Exercise: Copy each line where the word "Internet" occurs.

Data to use:
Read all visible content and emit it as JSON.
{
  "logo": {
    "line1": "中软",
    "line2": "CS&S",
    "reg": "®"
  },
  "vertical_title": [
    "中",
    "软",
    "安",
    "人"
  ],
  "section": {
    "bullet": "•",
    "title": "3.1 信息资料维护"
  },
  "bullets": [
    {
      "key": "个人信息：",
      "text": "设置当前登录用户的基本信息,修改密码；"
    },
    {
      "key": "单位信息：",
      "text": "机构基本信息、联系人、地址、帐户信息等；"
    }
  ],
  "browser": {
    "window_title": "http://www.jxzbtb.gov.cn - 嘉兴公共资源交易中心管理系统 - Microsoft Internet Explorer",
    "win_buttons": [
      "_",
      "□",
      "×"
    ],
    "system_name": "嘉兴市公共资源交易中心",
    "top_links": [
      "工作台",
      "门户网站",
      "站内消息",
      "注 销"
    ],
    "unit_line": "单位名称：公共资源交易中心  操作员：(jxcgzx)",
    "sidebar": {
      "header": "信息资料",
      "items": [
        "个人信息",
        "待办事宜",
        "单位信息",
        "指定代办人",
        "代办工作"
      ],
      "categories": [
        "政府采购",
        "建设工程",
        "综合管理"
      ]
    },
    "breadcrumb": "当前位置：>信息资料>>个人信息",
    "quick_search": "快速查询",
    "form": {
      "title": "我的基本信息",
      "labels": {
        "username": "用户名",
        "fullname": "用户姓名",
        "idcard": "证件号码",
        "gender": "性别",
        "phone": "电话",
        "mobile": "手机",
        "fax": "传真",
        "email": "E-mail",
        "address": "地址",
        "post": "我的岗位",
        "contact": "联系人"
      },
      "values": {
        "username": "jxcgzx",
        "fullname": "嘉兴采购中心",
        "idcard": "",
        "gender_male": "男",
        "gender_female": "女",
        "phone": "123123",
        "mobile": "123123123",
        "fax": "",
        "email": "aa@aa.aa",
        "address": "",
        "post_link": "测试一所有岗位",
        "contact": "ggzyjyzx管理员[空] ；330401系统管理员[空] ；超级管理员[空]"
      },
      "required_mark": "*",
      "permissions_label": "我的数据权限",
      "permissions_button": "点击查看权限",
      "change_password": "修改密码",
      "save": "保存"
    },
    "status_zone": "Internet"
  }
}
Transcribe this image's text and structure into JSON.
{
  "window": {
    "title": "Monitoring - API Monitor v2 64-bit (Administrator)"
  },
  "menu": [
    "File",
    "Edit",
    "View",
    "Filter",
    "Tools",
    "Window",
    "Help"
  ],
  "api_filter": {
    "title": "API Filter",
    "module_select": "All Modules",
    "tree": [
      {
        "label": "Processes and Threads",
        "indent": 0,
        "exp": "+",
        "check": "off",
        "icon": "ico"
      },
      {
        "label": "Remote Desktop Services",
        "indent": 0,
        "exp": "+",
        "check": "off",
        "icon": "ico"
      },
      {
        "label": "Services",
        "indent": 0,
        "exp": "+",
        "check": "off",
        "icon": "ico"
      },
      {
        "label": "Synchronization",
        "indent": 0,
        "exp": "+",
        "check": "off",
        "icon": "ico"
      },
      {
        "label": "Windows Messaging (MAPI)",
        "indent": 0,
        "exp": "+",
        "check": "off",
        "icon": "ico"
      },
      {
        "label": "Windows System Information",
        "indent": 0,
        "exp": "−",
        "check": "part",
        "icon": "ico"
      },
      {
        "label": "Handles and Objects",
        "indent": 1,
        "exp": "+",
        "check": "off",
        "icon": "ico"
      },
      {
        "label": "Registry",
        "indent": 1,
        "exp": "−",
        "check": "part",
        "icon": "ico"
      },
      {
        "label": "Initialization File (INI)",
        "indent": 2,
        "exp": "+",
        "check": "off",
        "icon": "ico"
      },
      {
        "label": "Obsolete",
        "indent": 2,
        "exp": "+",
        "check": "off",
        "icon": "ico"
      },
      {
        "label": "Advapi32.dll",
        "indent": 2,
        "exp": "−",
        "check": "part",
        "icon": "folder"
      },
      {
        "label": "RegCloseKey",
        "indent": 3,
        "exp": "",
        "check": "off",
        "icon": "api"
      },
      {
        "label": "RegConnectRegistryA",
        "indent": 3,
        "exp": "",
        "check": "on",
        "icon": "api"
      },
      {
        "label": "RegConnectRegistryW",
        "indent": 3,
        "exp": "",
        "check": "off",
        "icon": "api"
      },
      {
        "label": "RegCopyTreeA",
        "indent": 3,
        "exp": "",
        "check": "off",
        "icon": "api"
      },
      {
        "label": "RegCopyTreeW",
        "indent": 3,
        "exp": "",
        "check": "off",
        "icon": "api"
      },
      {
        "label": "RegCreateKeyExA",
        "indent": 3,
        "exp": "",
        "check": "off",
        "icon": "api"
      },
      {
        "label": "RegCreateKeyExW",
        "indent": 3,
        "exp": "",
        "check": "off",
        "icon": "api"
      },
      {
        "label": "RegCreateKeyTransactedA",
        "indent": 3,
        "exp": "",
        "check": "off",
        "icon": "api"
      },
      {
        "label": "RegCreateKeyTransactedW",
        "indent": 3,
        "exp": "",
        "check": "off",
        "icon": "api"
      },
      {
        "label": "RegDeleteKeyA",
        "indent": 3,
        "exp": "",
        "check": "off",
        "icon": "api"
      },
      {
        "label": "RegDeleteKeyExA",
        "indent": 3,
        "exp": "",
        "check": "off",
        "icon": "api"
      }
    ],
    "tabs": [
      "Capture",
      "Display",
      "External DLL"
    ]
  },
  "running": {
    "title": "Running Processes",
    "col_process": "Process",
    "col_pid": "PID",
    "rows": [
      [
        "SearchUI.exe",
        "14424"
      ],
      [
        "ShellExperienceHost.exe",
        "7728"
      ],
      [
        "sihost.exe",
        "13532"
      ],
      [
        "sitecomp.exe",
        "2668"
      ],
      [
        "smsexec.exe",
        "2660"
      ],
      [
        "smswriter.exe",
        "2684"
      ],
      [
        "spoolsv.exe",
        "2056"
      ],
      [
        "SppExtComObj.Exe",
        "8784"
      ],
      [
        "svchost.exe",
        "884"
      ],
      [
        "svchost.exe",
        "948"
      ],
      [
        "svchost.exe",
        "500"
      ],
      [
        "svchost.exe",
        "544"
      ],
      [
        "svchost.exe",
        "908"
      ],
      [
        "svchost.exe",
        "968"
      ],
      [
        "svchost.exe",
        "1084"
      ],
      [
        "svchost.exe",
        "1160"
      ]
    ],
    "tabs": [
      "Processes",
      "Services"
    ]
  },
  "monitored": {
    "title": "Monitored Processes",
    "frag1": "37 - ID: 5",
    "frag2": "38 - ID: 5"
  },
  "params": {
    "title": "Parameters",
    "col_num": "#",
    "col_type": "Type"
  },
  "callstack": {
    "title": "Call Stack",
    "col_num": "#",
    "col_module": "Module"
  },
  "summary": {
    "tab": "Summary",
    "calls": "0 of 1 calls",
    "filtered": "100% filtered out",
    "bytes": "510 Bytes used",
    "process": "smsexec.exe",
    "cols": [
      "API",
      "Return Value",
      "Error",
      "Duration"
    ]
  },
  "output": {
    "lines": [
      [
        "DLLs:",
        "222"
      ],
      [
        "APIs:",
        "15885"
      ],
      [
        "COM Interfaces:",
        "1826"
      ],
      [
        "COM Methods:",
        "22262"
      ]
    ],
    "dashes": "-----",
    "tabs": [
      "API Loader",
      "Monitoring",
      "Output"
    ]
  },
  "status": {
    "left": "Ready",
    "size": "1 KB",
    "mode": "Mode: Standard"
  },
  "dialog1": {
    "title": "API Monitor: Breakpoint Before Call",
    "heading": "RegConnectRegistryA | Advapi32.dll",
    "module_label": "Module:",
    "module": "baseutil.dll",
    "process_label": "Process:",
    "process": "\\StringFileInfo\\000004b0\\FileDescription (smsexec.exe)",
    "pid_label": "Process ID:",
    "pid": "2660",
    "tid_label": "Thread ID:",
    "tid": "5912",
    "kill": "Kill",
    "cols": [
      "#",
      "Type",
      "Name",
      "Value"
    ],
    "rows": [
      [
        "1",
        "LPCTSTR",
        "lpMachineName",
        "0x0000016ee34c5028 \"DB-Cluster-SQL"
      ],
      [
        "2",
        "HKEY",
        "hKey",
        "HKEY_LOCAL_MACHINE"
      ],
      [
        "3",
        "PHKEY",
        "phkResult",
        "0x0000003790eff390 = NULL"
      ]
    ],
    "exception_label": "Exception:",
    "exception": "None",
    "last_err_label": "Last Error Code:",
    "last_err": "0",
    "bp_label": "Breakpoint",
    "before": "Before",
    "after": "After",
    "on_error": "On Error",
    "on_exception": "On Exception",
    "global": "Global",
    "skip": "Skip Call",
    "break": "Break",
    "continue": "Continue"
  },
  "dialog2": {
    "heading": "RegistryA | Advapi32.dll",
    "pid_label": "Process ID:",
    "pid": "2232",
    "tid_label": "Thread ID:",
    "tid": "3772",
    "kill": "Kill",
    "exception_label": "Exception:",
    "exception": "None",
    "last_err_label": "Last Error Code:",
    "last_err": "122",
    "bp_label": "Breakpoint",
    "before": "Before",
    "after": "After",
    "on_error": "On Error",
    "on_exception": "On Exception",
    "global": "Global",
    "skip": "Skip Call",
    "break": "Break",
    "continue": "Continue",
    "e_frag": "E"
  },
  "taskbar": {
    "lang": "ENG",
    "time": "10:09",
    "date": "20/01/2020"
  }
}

The output:
    "window_title": "http://www.jxzbtb.gov.cn - 嘉兴公共资源交易中心管理系统 - Microsoft Internet Explorer",
    "status_zone": "Internet"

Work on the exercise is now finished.